| Exercise material |
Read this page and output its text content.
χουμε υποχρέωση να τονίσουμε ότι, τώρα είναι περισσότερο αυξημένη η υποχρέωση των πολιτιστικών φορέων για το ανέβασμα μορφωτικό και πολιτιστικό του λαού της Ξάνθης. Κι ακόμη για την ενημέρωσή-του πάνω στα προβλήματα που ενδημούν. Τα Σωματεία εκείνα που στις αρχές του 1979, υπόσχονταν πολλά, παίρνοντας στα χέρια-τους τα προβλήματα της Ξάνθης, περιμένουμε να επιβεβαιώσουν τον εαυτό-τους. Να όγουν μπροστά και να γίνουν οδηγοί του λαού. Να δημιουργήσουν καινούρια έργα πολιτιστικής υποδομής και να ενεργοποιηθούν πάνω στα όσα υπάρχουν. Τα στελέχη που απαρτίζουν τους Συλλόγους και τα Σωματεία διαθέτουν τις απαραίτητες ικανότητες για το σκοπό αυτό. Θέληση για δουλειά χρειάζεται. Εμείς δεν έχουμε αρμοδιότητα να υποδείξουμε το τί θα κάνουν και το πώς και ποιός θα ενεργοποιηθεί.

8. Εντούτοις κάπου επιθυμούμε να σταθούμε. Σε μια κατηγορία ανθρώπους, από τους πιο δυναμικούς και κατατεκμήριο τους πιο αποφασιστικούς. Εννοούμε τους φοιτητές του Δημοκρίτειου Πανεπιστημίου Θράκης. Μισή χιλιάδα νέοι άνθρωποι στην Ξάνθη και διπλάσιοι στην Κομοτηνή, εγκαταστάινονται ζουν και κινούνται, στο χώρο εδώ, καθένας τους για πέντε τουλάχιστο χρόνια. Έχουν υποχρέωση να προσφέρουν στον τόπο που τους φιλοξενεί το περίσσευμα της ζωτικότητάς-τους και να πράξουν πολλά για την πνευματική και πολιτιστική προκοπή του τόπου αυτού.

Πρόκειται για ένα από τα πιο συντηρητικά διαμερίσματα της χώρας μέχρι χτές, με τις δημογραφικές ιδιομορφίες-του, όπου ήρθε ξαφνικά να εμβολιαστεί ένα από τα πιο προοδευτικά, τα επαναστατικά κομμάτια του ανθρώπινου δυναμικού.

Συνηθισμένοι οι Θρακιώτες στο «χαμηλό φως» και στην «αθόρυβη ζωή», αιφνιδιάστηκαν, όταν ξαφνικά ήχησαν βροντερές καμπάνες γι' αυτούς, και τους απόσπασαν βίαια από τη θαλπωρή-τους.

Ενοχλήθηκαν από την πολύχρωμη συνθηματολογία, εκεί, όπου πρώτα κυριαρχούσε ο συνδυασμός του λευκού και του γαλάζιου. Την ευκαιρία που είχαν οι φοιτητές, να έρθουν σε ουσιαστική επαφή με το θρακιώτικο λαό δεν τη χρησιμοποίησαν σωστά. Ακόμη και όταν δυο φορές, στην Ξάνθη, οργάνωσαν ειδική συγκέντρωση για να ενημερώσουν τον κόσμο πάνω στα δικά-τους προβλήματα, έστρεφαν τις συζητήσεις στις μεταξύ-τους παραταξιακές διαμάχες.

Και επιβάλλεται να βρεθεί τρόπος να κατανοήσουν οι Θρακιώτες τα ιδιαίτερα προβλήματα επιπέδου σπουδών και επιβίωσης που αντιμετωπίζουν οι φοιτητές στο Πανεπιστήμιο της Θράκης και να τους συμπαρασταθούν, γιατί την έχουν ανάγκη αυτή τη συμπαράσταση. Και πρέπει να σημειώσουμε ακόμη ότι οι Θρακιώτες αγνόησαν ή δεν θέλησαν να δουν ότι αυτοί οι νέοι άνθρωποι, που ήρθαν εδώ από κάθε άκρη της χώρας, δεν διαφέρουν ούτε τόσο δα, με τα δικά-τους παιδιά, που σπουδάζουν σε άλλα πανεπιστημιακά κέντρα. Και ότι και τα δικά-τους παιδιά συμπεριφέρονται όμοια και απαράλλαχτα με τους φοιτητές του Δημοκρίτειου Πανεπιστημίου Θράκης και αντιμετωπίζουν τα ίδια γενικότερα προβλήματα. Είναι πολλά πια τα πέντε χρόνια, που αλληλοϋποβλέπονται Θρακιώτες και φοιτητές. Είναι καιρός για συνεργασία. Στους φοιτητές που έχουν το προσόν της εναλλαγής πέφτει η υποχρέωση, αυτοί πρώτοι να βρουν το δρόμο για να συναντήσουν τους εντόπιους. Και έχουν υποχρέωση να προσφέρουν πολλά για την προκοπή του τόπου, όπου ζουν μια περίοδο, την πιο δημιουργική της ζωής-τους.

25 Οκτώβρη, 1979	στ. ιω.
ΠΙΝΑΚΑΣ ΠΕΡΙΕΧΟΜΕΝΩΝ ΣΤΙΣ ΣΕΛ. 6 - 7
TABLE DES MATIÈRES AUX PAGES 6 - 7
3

...

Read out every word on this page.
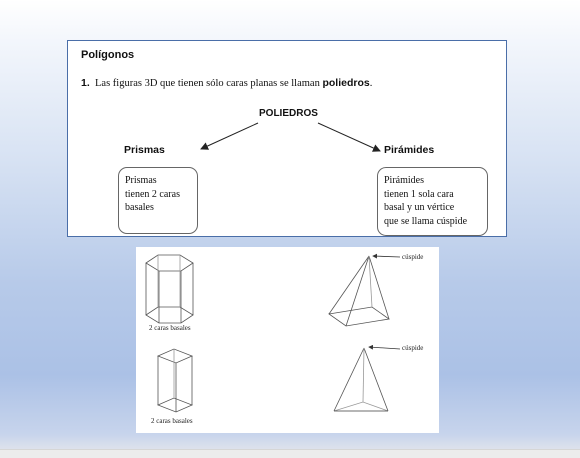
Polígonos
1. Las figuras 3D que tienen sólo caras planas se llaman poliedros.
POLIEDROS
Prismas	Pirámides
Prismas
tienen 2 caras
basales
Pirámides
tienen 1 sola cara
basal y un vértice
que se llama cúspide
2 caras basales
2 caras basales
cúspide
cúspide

* * *

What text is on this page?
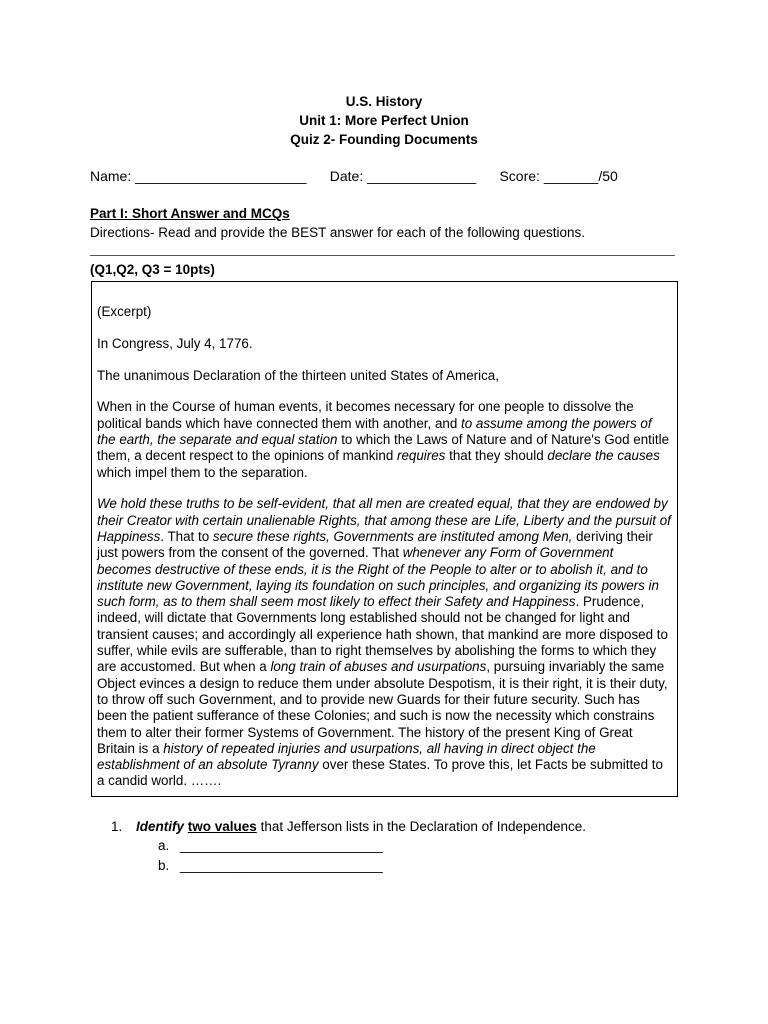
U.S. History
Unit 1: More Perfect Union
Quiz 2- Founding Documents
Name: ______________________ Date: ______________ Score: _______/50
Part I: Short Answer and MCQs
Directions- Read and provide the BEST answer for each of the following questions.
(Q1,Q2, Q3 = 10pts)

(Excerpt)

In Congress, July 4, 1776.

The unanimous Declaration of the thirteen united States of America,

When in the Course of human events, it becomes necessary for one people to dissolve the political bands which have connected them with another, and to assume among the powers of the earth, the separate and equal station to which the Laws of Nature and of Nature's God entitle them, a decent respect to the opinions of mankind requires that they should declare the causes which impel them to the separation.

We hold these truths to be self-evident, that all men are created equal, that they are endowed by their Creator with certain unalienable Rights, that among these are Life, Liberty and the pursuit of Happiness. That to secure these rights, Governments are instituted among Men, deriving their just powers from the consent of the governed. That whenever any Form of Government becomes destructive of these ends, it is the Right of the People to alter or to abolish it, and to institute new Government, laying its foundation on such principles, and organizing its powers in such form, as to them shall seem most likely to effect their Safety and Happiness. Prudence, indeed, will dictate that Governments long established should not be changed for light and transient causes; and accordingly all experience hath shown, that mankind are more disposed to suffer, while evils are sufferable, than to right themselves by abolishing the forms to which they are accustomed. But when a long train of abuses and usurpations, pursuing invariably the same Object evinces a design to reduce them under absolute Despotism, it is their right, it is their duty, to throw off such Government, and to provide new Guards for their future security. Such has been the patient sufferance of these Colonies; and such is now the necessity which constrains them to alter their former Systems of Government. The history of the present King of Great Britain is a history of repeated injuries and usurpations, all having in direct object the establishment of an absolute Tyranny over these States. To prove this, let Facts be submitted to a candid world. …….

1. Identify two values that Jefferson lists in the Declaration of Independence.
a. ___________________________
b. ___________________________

| Goal |
Filter the entries down to the lines containing "στην". Copy each of those lines.

| Exercise output |
8. Εντούτοις κάπου επιθυμούμε να σταθούμε. Σε μια κατηγορία ανθρώπους, από τους πιο δυναμικούς και κατατεκμήριο τους πιο αποφασιστικούς. Εννοούμε τους φοιτητές του Δημοκρίτειου Πανεπιστημίου Θράκης. Μισή χιλιάδα νέοι άνθρωποι στην Ξάνθη και διπλάσιοι στην Κομοτηνή, εγκαταστάινονται ζουν και κινούνται, στο χώρο εδώ, καθένας τους για πέντε τουλάχιστο χρόνια. Έχουν υποχρέωση να προσφέρουν στον τόπο που τους φιλοξενεί το περίσσευμα της ζωτικότητάς-τους και να πράξουν πολλά για την πνευματική και πολιτιστική προκοπή του τόπου αυτού.
Συνηθισμένοι οι Θρακιώτες στο «χαμηλό φως» και στην «αθόρυβη ζωή», αιφνιδιάστηκαν, όταν ξαφνικά ήχησαν βροντερές καμπάνες γι' αυτούς, και τους απόσπασαν βίαια από τη θαλπωρή-τους.
Ενοχλήθηκαν από την πολύχρωμη συνθηματολογία, εκεί, όπου πρώτα κυριαρχούσε ο συνδυασμός του λευκού και του γαλάζιου. Την ευκαιρία που είχαν οι φοιτητές, να έρθουν σε ουσιαστική επαφή με το θρακιώτικο λαό δεν τη χρησιμοποίησαν σωστά. Ακόμη και όταν δυο φορές, στην Ξάνθη, οργάνωσαν ειδική συγκέντρωση για να ενημερώσουν τον κόσμο πάνω στα δικά-τους προβλήματα, έστρεφαν τις συζητήσεις στις μεταξύ-τους παραταξιακές διαμάχες.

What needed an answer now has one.